Texto del documento:
★ ★ ★ ★ ★ ★ ★

El invento de Thiers fue el molde en que se calcaron otras presuntas conspiraciones y se condenó a inocentes. El ejemplo más claro es el llamado Proceso de Colonia, en el cual se sentó en el banquillo de los acusados a los radicales de izquierda que, con Carlos Marx a la cabeza, trabajaban en la revista La Nueva Gaceta del Rhin. No había tirabombas entre los procesados. Todos ellos eran intelectuales. Pero la atmósfera creada en el juicio sirvió para aislarlos del proceso político.

Un elemento imprescindible en esas falsas conjuras es el de la contaminación. Episodios desconectados entre sí: una estafa contra un banco en una ciudad, el secuestro de un político en otra, y el arresto de algunos escritores, son amalgamados como parte del complot. A eso hay que sumarle el hallazgo de “material subversivo”: panfletos, bombas, manuales, y otros artefactos que parecen constituir el decorado básico del conspirador. Siempre me ha fascinado ver cómo en esos complots las armas y explosivos están alineados de menor a mayor exhibiendo una envidiable simetría. En cambio, los libros y los folletos están desperdigados sin ton ni son. Pues quienes urden esas imaginarias intrigas suelen tener un espíritu bohemio. Y la escenografía debe reflejar esa idisioncracia.

★ ★ ★ ★ ★ ★ ★

Tus tareas:
[a] Enumera los episodios desconectados entre sí que, según el texto sobre las falsas conspiraciones, se amalgaman como parte del complot.
[b] Resume en dos oraciones el texto sobre las falsas conspiraciones.
[c] Retoma el texto sobre las falsas conspiraciones y continúalo a partir de su última oración.
El listado no tiene relación alguna con el texto.

Registros de anotación espacial:
★ ★ ★ ★ ★ ★ ★

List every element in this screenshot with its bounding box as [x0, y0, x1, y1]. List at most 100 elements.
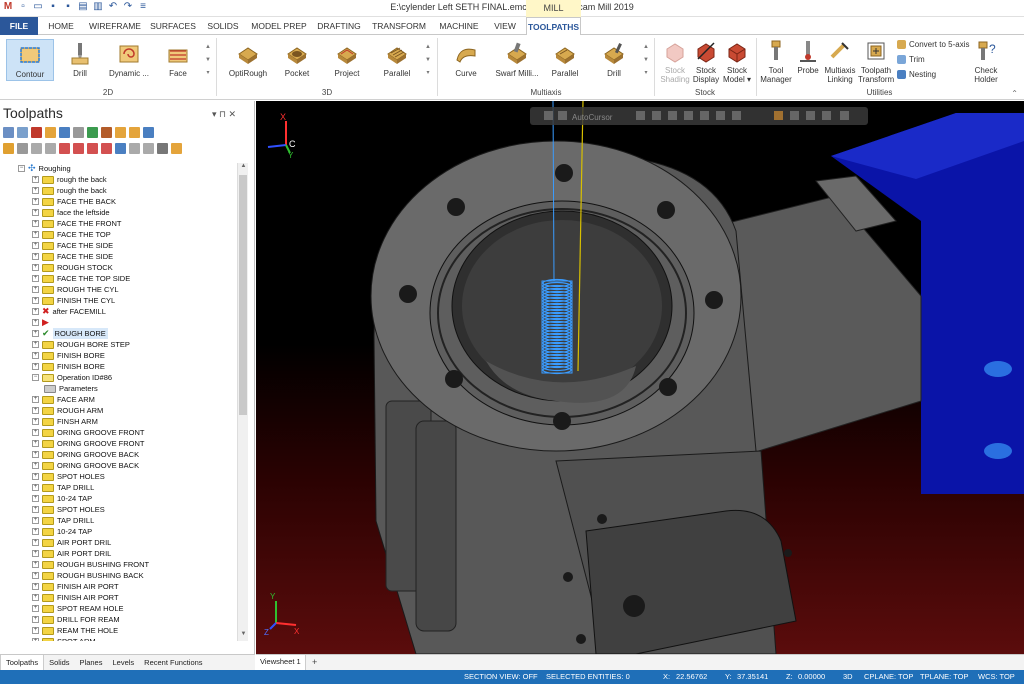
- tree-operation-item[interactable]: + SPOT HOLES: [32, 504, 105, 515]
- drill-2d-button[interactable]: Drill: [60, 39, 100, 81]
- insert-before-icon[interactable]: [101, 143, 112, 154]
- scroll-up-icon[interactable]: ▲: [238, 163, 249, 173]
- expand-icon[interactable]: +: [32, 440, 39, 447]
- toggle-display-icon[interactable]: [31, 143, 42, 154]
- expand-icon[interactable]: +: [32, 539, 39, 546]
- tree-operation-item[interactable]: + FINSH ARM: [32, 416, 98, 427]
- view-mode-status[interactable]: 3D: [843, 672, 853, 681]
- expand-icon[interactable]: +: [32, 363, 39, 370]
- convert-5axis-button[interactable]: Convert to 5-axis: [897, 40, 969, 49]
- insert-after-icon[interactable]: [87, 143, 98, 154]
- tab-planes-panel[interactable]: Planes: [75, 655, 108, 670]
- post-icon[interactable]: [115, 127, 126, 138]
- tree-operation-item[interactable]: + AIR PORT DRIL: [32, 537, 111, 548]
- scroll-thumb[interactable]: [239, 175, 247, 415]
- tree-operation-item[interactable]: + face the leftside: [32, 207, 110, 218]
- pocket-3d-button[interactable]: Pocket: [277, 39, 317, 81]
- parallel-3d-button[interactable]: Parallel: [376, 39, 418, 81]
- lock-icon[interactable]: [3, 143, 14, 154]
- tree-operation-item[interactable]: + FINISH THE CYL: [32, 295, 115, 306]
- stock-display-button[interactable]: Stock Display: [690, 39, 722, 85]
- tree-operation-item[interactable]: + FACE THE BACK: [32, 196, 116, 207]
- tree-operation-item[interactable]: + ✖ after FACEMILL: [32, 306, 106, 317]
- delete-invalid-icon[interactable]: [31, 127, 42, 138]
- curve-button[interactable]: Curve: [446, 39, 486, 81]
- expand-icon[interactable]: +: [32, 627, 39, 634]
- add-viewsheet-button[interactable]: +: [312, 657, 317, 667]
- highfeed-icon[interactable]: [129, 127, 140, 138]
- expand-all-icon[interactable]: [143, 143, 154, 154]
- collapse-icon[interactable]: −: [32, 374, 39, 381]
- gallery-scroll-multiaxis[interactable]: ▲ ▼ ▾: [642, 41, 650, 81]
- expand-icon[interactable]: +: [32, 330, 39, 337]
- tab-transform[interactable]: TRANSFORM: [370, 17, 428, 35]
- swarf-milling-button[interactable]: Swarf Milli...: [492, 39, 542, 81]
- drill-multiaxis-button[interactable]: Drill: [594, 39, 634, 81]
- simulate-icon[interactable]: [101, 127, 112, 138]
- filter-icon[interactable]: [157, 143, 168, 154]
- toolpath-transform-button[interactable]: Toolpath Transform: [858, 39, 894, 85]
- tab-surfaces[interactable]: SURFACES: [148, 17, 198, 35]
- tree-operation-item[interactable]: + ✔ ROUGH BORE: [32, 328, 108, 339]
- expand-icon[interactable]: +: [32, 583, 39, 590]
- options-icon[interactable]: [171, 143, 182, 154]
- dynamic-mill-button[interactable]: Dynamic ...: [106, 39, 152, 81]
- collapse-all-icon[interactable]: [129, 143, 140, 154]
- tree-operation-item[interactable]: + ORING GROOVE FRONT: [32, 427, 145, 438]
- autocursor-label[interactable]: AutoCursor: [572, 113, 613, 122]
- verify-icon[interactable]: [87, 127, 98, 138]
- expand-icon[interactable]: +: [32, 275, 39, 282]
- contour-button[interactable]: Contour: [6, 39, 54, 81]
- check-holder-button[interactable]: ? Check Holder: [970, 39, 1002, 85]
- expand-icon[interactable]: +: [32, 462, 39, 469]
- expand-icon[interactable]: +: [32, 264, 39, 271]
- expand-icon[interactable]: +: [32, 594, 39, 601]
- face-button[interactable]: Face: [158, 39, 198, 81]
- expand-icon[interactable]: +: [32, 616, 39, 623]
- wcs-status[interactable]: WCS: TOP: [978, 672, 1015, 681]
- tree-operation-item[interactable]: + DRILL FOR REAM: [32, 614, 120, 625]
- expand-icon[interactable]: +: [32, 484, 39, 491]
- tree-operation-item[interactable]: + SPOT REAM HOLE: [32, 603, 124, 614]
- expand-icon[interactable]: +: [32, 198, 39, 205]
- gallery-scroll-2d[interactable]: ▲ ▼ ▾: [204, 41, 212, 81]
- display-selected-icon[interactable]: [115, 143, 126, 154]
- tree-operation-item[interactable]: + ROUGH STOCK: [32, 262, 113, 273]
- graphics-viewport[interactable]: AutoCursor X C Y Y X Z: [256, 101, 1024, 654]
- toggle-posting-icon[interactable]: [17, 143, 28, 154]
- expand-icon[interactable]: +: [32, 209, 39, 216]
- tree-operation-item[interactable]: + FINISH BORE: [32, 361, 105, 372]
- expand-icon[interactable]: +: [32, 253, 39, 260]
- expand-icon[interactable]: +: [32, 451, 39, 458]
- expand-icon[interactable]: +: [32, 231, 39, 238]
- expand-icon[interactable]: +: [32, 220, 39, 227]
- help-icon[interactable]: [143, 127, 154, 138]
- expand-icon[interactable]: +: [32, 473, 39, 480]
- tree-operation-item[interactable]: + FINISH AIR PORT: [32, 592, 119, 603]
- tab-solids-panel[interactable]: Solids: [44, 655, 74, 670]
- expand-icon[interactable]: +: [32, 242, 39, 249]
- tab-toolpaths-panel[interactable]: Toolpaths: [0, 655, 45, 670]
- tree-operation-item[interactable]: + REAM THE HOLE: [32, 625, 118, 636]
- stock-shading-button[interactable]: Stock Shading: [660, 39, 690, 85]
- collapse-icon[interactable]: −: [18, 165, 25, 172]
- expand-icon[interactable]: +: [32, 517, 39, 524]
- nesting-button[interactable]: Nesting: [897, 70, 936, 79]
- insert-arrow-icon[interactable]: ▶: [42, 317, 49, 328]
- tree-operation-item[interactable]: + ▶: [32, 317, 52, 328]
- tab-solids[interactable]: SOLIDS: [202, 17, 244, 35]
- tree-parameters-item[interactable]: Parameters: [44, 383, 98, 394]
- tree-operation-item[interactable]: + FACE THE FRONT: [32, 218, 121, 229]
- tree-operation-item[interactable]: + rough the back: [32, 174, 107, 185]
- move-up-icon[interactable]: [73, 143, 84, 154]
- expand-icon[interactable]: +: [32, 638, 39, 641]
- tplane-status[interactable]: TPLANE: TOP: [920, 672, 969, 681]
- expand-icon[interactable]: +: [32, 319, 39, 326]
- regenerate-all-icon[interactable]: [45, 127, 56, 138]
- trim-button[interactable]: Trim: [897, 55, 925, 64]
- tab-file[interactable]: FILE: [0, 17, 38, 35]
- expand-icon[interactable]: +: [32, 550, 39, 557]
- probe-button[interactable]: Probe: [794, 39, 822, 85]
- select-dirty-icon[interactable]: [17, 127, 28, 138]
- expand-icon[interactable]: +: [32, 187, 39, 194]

★ ★ ★ ★ ★ ★ ★

Resultados del ejercicio:
[a]
- Una estafa contra un banco en una ciudad
- El secuestro de un político en otra
- El arresto de algunos escritores

[b] El invento de Thiers sirvió de molde para otras presuntas conspiraciones, como el Proceso de Colonia, donde se juzgó a intelectuales radicales de izquierda encabezados por Carlos Marx para aislarlos del proceso político. Estas falsas conjuras se apoyan en la contaminación, que amalgama episodios desconectados, y en el hallazgo de "material subversivo" como panfletos, bombas y manuales.

[c]
Otro elemento muy importante es usar cifras exactas. La mentira de los inescrupulosos necesita ser escrupulosa. Tiene que haber 238 sospechosos, no uno o dos centenares. Y cinco aguantaderos o nueve. Y los terroristas deben poseer fotografías de las dieciocho viviendas de futuras víctimas.

Por cierto Nekrasov, una obra de teatro muy divertida escrita por Jean Paul Sartre, ridiculizaba el macartismo a través de un vividor que descubría los beneficios del anticomunismo. En cierta ocasión, Nekrasov, ya merodeando en las altas esferas del gobierno, informaba el hallazgo de una lista de “F.F.”, sigla de los “Futuros fusilados” que ejecutarían los comunistas en caso de llegar al poder. Y esa lista, un invento de Nekrasov, se convertía en un objeto muy preciado para los anticomunistas que anhelaban llegar a un cargo importante en el gobierno de Francia. Ser un “F.F.” era lo mismo que obtener la legión de honor. Sólo aquellos que habían demostrado mayor fervor por la causa anticomunista podían aspirar a figurar en el selecto elenco de los futuros fusilados.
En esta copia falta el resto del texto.